### [WORK TO DO]
Single out the lines that include the word "mise". Copy them.

Stored records
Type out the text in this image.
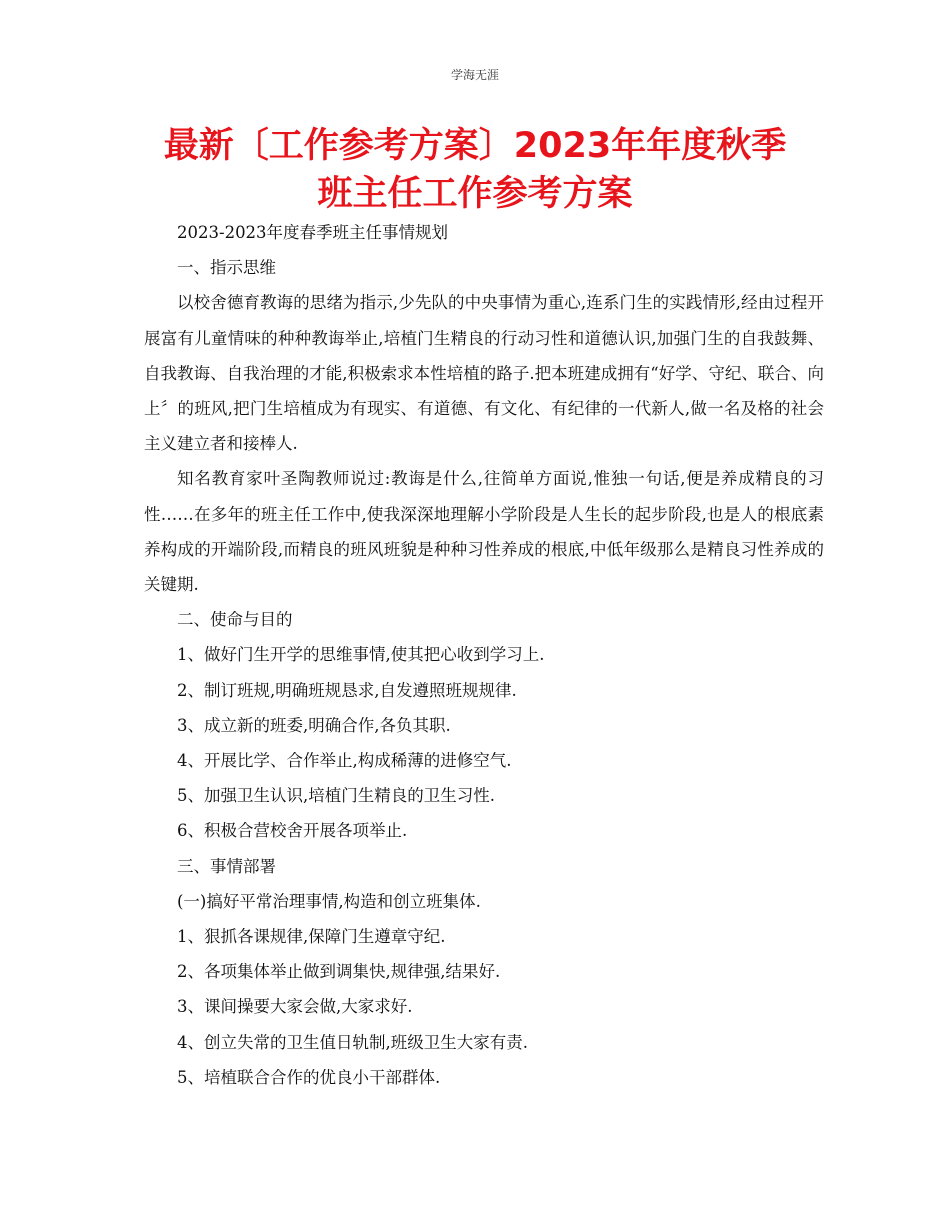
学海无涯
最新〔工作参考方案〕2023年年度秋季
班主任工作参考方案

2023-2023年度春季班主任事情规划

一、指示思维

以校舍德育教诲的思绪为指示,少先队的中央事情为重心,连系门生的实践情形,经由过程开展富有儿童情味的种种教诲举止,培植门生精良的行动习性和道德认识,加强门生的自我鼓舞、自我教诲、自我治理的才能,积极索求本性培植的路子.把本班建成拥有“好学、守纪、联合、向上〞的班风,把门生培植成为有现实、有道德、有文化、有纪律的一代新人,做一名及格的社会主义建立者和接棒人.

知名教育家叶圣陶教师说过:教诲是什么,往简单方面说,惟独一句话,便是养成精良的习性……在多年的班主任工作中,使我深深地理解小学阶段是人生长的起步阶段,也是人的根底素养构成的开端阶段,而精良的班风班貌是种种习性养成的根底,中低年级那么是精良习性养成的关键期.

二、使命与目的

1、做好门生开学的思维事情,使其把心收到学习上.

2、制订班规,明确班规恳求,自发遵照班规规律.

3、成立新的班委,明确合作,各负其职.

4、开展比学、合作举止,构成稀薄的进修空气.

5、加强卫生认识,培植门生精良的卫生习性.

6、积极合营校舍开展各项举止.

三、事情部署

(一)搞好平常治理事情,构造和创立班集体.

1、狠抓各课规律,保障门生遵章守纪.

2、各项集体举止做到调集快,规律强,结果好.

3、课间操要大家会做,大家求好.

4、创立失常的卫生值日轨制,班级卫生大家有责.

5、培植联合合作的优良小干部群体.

--

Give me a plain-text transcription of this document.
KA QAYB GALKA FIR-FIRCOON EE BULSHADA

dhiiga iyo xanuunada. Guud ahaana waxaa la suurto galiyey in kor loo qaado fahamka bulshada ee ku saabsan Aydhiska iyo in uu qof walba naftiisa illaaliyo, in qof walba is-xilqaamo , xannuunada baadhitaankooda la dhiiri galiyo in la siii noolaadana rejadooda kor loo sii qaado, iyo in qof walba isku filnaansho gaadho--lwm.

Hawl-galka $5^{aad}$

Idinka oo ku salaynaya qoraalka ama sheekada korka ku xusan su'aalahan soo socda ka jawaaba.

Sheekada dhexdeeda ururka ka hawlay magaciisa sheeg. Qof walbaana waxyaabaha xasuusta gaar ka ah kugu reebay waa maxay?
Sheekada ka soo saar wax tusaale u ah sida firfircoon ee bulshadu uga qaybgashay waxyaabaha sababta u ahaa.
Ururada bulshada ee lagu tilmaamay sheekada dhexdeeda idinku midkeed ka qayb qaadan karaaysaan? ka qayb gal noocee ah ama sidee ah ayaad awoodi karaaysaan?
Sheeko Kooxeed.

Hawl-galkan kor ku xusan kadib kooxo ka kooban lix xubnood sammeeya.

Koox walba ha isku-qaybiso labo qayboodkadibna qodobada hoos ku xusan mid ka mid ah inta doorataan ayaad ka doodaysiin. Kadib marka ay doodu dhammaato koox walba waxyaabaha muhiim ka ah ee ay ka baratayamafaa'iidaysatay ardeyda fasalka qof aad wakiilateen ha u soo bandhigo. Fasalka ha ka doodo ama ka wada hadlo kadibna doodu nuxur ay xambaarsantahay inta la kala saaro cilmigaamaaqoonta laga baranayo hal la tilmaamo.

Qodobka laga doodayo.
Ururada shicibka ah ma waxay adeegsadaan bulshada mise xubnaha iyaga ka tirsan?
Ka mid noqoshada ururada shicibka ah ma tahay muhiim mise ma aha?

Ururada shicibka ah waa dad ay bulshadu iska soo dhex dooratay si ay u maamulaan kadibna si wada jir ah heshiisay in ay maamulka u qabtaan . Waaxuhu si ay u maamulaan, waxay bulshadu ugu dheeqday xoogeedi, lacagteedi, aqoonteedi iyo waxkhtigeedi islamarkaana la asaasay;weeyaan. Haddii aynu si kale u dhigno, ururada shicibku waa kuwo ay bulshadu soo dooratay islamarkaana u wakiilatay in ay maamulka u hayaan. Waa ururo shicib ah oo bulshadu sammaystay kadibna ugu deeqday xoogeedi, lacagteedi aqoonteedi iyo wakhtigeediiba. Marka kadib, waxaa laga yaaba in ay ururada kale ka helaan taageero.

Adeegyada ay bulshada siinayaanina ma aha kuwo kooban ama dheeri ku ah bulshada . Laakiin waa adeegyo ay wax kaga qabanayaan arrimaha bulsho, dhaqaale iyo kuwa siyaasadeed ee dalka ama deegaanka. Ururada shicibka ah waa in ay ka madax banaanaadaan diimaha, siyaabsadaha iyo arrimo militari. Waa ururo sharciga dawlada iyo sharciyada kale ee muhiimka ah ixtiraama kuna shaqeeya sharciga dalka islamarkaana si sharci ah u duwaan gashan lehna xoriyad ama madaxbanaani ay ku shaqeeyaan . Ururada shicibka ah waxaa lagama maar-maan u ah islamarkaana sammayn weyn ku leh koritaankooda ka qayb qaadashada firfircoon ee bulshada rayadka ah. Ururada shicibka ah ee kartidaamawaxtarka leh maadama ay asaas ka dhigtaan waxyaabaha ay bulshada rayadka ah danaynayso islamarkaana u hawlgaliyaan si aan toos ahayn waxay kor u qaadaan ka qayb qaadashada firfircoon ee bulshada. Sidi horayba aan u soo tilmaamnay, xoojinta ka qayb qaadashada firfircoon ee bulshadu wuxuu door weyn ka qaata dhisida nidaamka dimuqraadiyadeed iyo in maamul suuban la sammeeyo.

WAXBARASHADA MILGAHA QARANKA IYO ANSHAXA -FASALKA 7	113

### [RESPONSE TO THE TASK]
Ururada shicibka ah ma waxay adeegsadaan bulshada mise xubnaha iyaga ka tirsan?
Ka mid noqoshada ururada shicibka ah ma tahay muhiim mise ma aha?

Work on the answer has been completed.